_What to do_:
From the data that follows, copy every line holding the string "lượt".

_Stored rows_:
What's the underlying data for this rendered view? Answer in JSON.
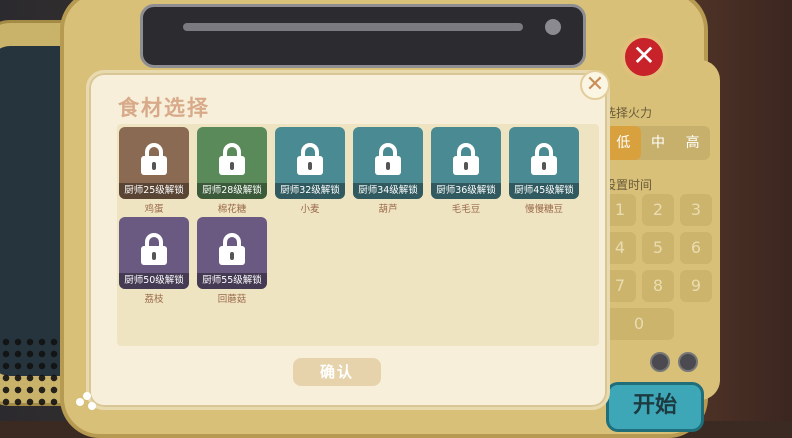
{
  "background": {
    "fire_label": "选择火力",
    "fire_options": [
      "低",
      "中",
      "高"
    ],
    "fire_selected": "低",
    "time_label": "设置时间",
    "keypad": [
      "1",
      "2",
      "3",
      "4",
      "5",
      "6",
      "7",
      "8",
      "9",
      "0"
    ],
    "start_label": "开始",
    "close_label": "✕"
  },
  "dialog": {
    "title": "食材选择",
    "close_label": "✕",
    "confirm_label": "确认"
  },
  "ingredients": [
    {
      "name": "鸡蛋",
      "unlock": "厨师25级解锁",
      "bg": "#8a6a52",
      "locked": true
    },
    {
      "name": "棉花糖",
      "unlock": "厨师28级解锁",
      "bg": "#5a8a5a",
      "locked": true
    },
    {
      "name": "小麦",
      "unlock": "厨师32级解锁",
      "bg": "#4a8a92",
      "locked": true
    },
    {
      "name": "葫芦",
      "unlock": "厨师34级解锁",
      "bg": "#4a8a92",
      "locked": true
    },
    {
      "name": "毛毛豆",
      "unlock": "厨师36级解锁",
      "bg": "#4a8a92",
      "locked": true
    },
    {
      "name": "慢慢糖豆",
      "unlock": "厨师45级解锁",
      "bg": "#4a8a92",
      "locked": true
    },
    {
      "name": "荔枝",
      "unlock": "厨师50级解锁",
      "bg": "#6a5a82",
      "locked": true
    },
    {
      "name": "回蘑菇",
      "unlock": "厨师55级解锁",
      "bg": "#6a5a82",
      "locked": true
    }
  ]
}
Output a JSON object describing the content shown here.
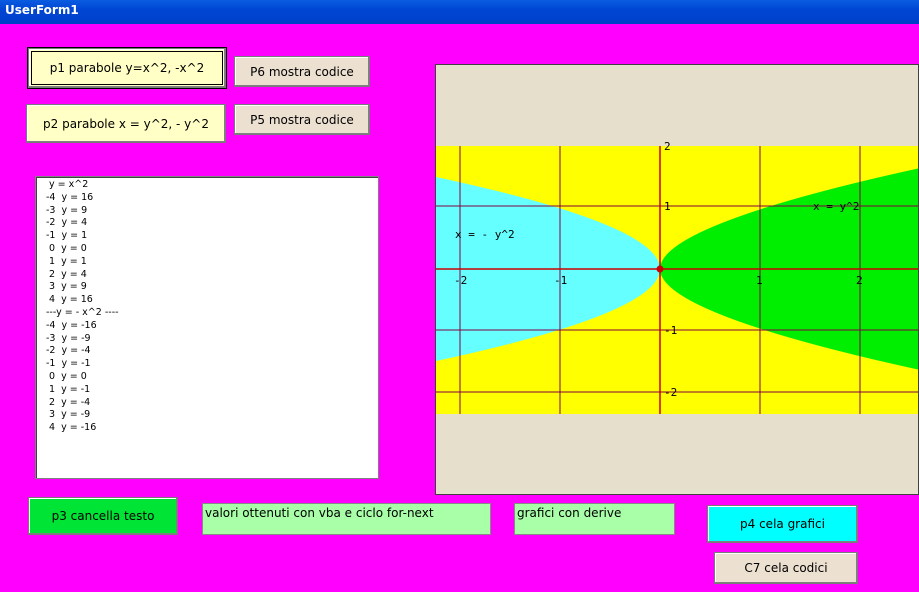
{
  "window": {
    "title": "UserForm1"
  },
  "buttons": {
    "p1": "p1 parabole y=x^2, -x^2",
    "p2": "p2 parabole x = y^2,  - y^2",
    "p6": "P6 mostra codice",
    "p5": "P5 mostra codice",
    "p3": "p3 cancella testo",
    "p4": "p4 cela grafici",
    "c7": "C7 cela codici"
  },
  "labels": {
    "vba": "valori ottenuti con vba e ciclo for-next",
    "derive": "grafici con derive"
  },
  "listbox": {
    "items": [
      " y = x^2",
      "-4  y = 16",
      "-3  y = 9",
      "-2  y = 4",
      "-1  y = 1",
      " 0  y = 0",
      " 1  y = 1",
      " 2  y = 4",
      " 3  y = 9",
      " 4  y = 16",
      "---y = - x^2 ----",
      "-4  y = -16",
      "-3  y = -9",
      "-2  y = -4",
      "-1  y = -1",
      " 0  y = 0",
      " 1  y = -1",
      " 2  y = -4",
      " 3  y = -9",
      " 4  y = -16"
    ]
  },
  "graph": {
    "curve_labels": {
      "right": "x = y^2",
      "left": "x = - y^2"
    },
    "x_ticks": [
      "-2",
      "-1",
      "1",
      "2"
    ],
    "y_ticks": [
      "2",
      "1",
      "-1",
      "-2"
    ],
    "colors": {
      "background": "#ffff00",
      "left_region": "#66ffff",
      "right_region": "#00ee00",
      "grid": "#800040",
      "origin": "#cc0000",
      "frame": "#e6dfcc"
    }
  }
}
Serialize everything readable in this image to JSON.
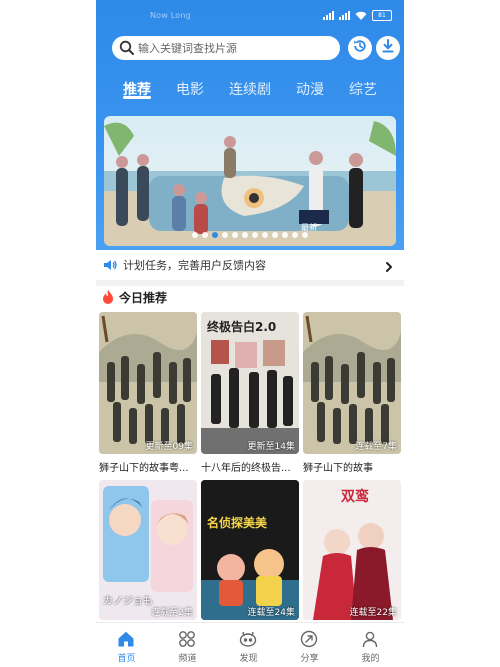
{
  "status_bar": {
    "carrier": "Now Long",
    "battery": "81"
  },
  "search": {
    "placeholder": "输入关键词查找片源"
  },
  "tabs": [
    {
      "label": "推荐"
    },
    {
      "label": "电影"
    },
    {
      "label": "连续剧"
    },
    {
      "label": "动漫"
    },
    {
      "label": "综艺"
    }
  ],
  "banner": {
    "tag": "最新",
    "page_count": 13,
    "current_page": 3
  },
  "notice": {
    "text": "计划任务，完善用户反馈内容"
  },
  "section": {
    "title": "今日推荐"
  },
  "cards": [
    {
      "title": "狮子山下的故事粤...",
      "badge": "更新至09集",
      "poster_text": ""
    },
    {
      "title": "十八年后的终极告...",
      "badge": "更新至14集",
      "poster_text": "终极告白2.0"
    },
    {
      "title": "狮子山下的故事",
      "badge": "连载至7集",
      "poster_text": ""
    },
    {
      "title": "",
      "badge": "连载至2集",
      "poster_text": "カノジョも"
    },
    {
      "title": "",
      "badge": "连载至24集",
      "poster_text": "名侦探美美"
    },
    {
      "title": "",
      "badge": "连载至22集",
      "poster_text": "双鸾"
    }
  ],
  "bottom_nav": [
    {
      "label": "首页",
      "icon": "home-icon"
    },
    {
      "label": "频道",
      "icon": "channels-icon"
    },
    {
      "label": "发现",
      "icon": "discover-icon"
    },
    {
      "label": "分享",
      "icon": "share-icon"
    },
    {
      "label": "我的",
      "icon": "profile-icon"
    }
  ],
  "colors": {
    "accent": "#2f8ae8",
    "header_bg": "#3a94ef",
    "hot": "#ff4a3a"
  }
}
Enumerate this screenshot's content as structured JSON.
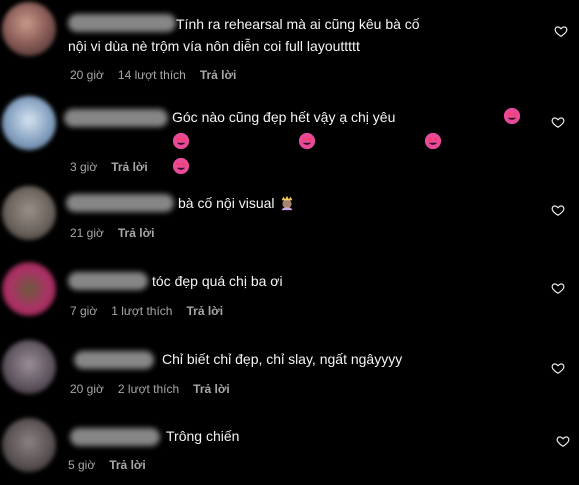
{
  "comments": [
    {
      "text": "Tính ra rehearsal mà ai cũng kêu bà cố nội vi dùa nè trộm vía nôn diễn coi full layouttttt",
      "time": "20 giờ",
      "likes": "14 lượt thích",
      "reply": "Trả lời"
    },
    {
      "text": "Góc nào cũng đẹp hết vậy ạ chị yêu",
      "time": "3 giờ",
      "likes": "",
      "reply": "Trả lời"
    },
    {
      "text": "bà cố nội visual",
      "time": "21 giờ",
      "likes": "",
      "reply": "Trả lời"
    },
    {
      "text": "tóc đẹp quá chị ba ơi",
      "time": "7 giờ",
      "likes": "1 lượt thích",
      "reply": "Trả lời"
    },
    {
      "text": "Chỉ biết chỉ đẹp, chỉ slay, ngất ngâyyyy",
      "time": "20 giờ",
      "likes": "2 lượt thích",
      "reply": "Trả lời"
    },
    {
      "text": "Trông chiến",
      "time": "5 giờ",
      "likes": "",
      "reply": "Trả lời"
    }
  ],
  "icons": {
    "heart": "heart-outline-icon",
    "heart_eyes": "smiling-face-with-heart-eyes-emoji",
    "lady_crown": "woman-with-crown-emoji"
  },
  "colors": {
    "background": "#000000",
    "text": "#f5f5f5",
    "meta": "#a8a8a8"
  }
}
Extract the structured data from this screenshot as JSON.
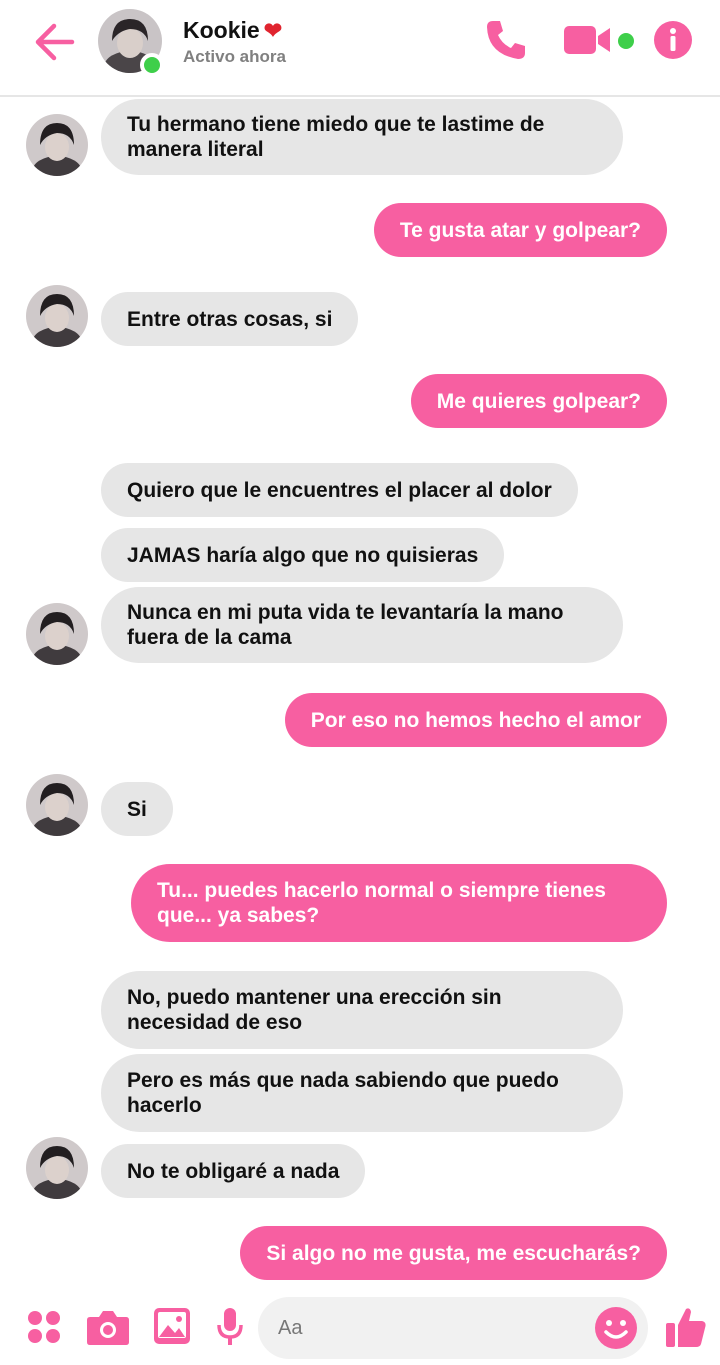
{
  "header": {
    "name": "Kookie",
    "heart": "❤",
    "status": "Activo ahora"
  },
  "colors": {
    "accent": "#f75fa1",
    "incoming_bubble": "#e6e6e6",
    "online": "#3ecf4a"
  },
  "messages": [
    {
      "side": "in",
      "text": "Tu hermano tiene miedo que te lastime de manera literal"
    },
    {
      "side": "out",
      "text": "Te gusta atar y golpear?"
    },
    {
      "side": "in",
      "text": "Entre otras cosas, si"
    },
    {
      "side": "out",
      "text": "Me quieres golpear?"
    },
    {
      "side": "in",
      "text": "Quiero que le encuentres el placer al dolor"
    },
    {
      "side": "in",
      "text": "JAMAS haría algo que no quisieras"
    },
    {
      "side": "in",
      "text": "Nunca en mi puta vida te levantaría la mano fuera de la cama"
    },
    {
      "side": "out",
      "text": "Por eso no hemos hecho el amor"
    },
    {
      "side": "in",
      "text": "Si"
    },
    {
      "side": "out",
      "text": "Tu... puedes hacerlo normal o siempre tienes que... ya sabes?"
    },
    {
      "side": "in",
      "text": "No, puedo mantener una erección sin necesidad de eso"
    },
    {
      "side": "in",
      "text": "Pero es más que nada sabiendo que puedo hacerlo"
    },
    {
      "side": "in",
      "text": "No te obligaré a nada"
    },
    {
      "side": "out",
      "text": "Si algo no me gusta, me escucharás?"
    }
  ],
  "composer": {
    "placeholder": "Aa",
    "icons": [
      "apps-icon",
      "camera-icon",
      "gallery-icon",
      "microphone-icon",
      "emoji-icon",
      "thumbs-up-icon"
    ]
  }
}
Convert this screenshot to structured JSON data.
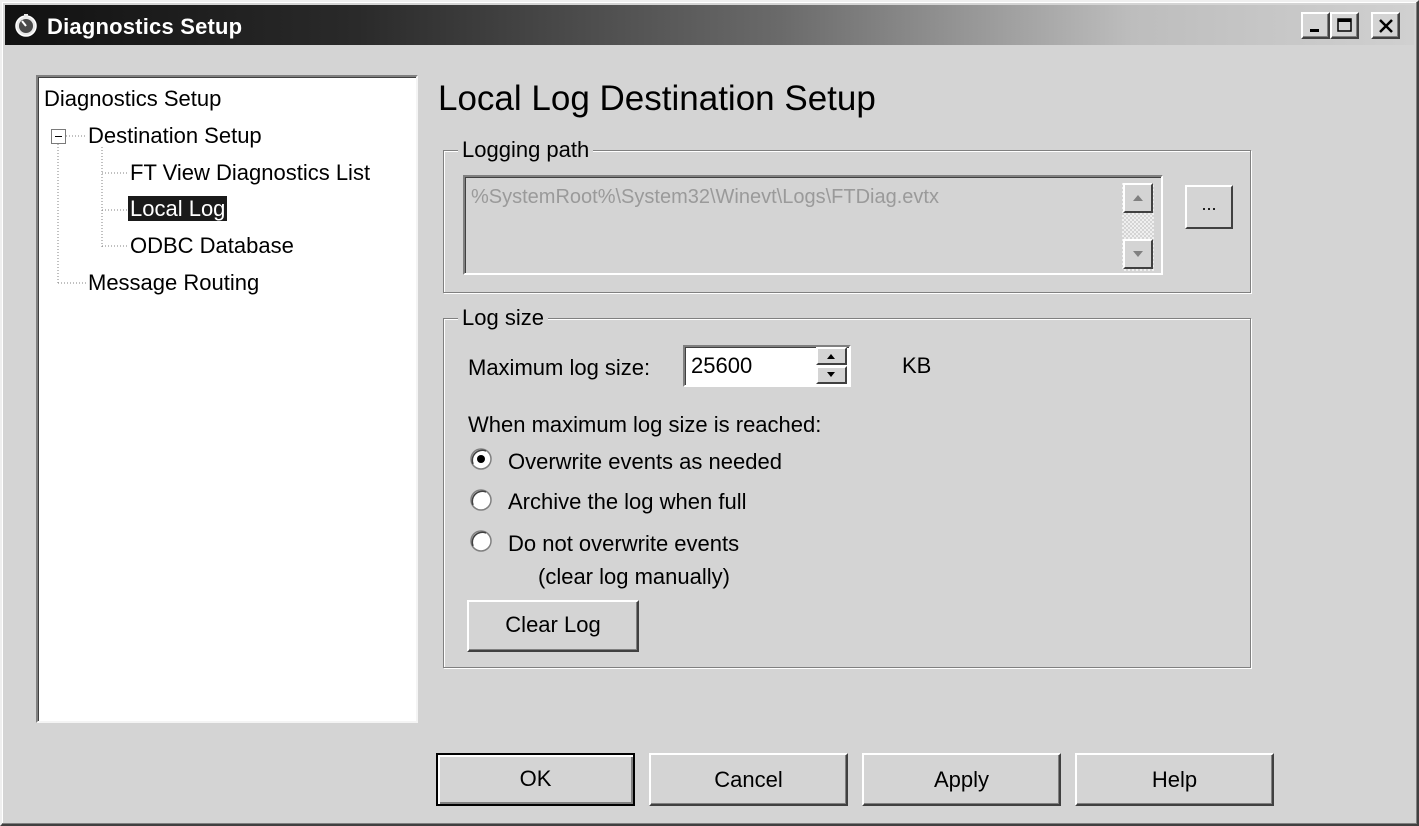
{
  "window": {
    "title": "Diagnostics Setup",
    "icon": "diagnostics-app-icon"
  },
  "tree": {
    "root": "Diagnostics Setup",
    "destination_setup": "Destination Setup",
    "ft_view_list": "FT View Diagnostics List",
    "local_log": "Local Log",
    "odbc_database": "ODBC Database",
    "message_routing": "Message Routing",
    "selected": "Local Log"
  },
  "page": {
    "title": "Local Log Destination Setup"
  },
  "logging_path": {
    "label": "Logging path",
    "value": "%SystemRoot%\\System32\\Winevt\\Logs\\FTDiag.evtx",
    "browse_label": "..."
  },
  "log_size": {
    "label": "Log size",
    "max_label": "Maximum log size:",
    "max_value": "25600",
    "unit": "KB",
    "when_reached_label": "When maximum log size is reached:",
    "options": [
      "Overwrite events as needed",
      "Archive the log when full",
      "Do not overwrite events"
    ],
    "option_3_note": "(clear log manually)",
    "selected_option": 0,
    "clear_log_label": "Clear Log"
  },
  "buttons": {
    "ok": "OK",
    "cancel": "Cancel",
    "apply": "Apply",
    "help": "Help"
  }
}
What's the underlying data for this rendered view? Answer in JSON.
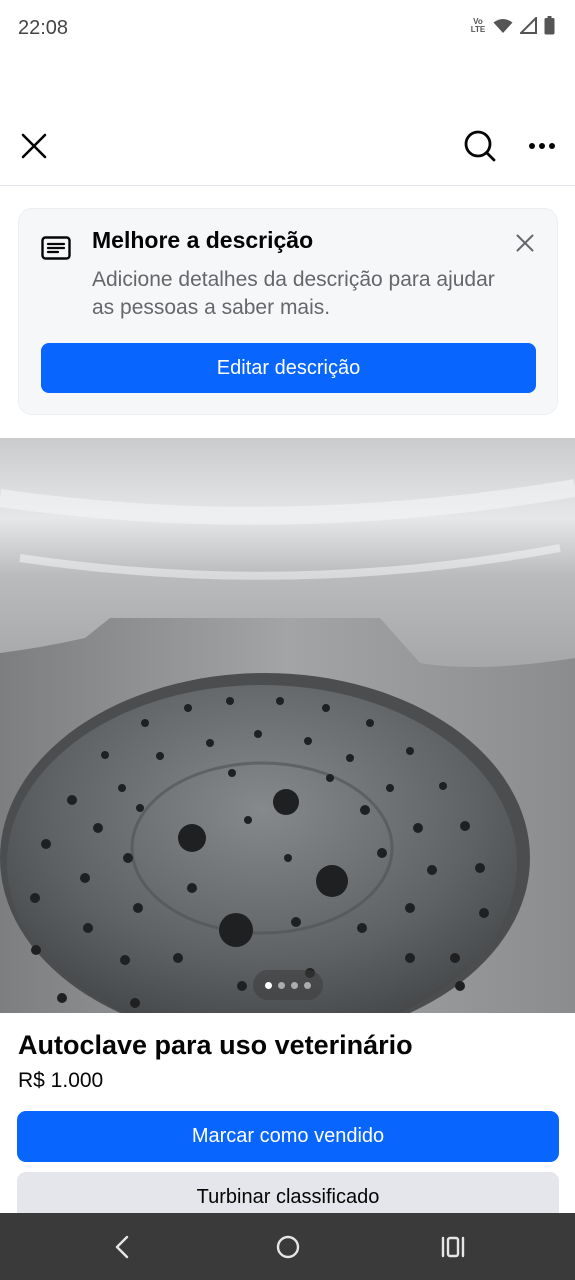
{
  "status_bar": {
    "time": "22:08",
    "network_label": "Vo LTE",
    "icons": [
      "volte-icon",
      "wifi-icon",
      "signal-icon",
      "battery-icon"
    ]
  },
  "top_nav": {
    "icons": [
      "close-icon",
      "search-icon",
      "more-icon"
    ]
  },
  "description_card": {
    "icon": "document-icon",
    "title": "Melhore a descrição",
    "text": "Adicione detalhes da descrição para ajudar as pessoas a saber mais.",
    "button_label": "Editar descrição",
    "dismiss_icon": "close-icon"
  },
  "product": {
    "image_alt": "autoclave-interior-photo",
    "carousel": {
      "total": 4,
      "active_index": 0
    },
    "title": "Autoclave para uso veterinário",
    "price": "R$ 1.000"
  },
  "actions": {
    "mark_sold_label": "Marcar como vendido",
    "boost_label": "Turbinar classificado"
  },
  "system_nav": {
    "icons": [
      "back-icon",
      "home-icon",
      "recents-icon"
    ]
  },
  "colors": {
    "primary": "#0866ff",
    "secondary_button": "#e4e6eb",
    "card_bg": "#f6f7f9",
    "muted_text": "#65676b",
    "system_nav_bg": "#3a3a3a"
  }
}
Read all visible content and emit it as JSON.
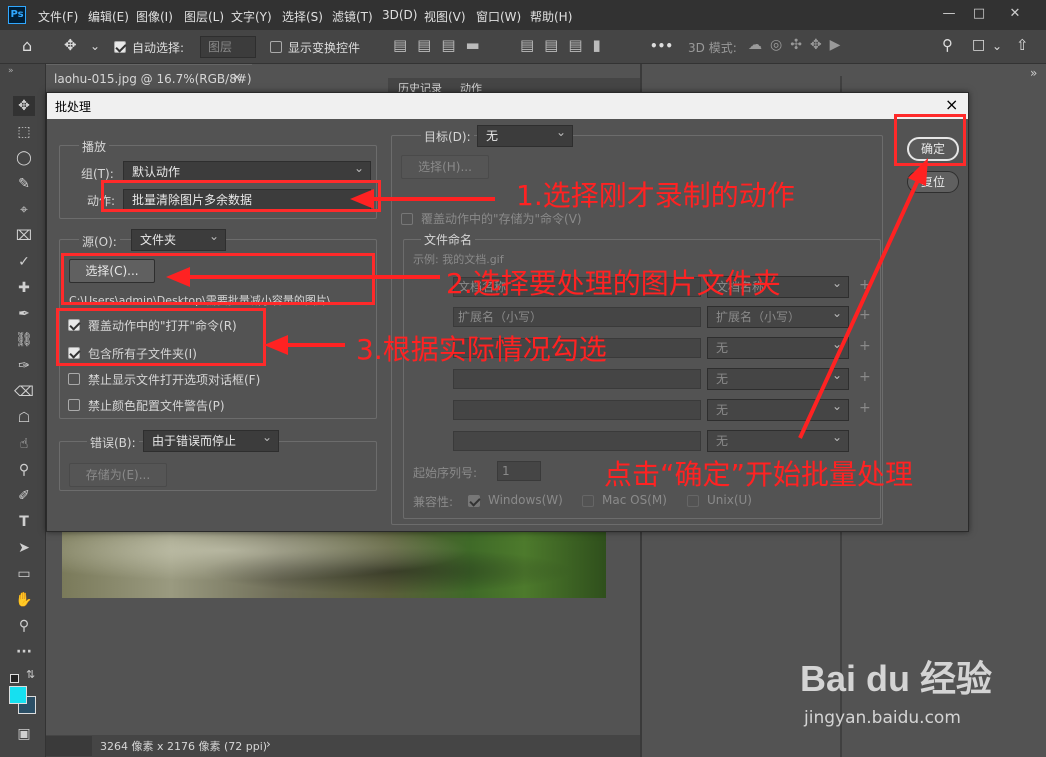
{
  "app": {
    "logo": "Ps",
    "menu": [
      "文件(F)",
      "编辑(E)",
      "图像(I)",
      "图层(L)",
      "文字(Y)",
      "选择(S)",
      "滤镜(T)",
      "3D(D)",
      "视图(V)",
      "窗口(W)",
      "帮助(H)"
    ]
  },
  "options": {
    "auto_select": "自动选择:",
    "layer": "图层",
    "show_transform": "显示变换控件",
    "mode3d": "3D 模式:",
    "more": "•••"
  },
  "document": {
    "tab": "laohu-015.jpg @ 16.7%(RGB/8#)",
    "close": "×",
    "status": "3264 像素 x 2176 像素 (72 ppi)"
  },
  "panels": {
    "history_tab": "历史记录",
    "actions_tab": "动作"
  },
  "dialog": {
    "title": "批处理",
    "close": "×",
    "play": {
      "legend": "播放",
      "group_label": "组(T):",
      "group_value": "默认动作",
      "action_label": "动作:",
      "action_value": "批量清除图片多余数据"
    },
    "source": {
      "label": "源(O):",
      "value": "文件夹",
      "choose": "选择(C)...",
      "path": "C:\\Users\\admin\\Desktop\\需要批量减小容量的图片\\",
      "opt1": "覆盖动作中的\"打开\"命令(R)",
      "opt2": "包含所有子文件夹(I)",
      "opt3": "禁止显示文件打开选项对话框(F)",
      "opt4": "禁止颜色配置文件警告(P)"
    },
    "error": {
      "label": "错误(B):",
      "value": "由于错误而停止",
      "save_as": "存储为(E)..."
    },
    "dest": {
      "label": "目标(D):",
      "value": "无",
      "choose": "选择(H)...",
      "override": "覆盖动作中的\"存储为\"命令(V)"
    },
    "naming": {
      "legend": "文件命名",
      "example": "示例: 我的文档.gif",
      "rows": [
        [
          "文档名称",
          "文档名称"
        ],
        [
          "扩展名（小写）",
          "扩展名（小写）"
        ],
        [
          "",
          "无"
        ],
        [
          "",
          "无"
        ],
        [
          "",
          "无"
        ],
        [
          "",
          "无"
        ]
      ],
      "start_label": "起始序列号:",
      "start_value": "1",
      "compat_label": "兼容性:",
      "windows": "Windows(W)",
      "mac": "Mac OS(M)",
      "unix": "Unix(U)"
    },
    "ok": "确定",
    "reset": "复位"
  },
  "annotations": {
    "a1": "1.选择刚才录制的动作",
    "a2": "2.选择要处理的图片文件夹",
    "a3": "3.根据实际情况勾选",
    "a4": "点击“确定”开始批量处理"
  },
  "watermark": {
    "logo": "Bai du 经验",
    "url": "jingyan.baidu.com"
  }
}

_Task solution_:
      "likes": "14 lượt thích",
      "likes": "1 lượt thích",
      "likes": "2 lượt thích",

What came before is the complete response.